--- START THE DATA ---

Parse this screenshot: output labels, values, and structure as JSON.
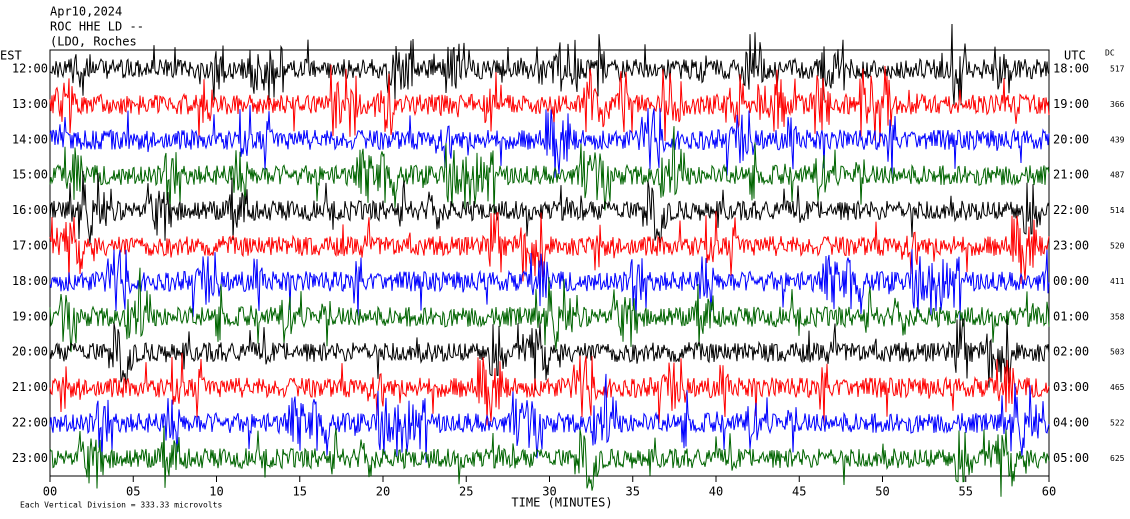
{
  "chart_data": {
    "type": "helicorder",
    "header": [
      "Apr10,2024",
      "ROC HHE LD --",
      "(LDO, Roches"
    ],
    "left_axis_title": "EST",
    "right_axis_title": "UTC",
    "dc_title": "DC",
    "xlabel": "TIME (MINUTES)",
    "footer": "Each Vertical Division =  333.33 microvolts",
    "xlim": [
      0,
      60
    ],
    "xticks": [
      {
        "value": 0,
        "label": "00"
      },
      {
        "value": 5,
        "label": "05"
      },
      10,
      15,
      20,
      25,
      30,
      35,
      40,
      45,
      50,
      55,
      60
    ],
    "rows": [
      {
        "left": "12:00",
        "right": "18:00",
        "dc": "517",
        "color": "#000000"
      },
      {
        "left": "13:00",
        "right": "19:00",
        "dc": "366",
        "color": "#ff0000"
      },
      {
        "left": "14:00",
        "right": "20:00",
        "dc": "439",
        "color": "#0000ff"
      },
      {
        "left": "15:00",
        "right": "21:00",
        "dc": "487",
        "color": "#006400"
      },
      {
        "left": "16:00",
        "right": "22:00",
        "dc": "514",
        "color": "#000000"
      },
      {
        "left": "17:00",
        "right": "23:00",
        "dc": "520",
        "color": "#ff0000"
      },
      {
        "left": "18:00",
        "right": "00:00",
        "dc": "411",
        "color": "#0000ff"
      },
      {
        "left": "19:00",
        "right": "01:00",
        "dc": "358",
        "color": "#006400"
      },
      {
        "left": "20:00",
        "right": "02:00",
        "dc": "503",
        "color": "#000000"
      },
      {
        "left": "21:00",
        "right": "03:00",
        "dc": "465",
        "color": "#ff0000"
      },
      {
        "left": "22:00",
        "right": "04:00",
        "dc": "522",
        "color": "#0000ff"
      },
      {
        "left": "23:00",
        "right": "05:00",
        "dc": "625",
        "color": "#006400"
      }
    ]
  }
}
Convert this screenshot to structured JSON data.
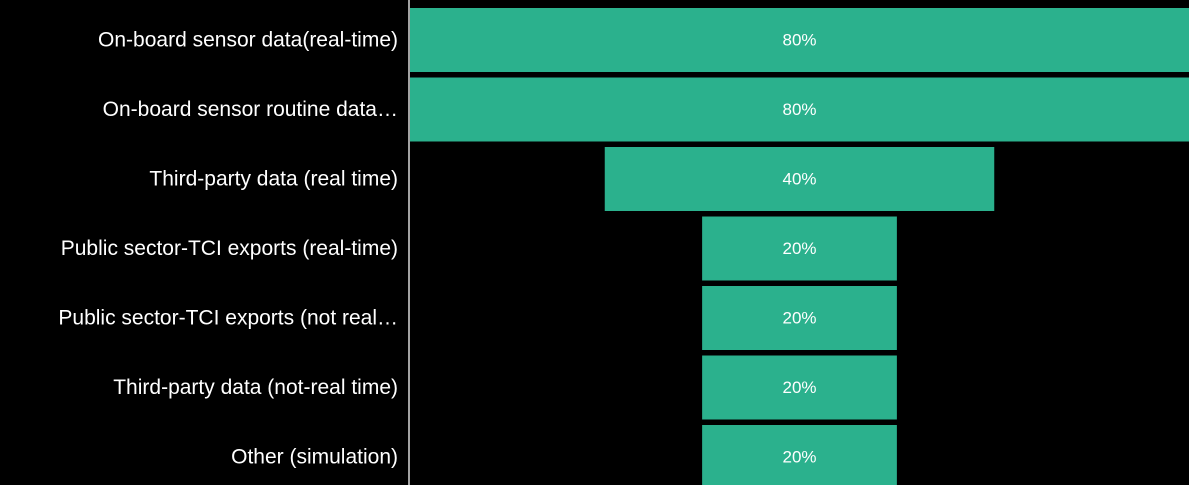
{
  "chart_data": {
    "type": "bar",
    "orientation": "horizontal-funnel",
    "categories": [
      "On-board sensor data(real-time)",
      "On-board sensor routine data…",
      "Third-party data (real time)",
      "Public sector-TCI exports (real-time)",
      "Public sector-TCI exports (not real…",
      "Third-party data (not-real time)",
      "Other (simulation)"
    ],
    "values": [
      80,
      80,
      40,
      20,
      20,
      20,
      20
    ],
    "value_labels": [
      "80%",
      "80%",
      "40%",
      "20%",
      "20%",
      "20%",
      "20%"
    ],
    "unit": "%",
    "xlim": [
      0,
      80
    ],
    "grid": false,
    "legend": "none"
  },
  "colors": {
    "background": "#000000",
    "bar": "#2bb18d",
    "text": "#ffffff",
    "axis": "#d9d9d9"
  }
}
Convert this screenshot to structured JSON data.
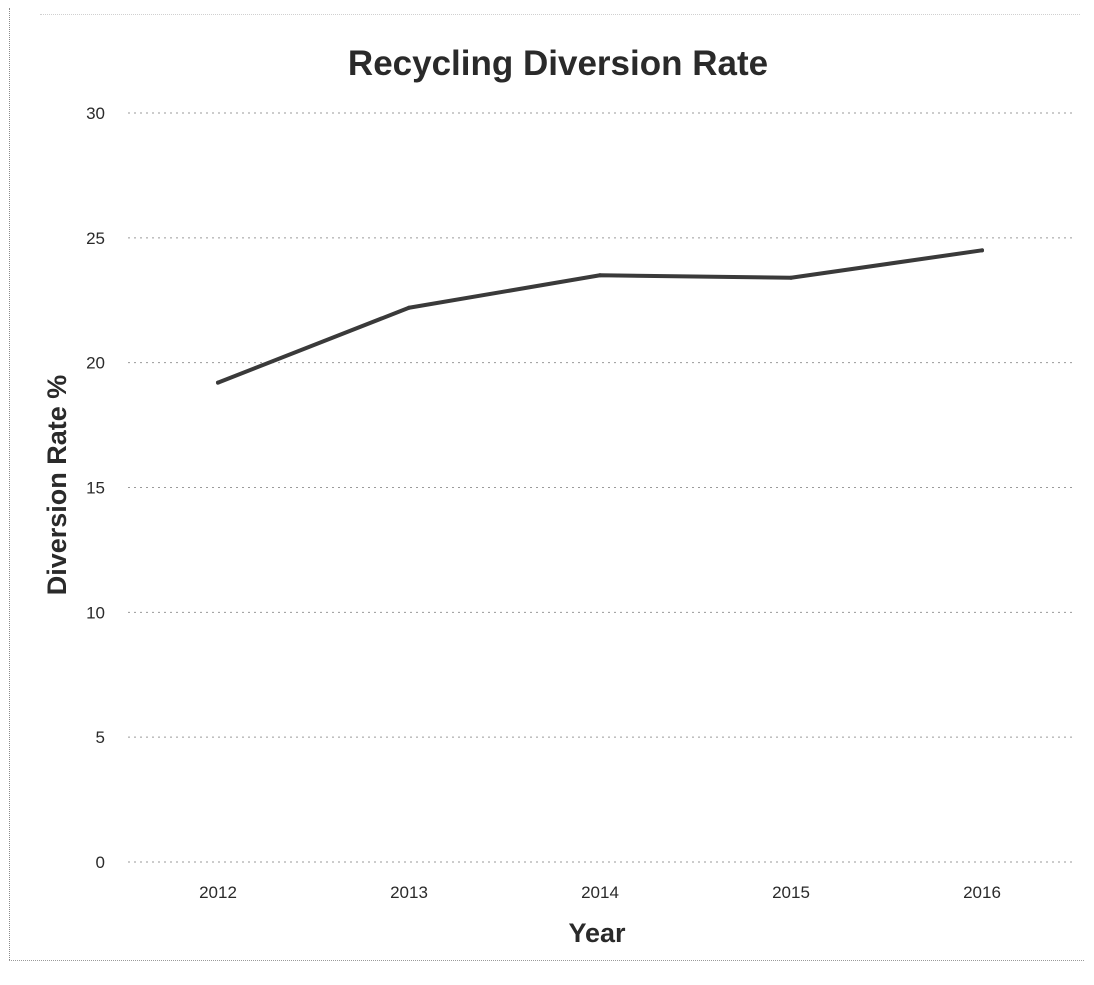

--- END THE DATA ---

:: EXERCISE GOAL ::
Find how many lines in the records contain the string "party", then give the number alone.

:: RESPONSE TO THIS TASK ::
2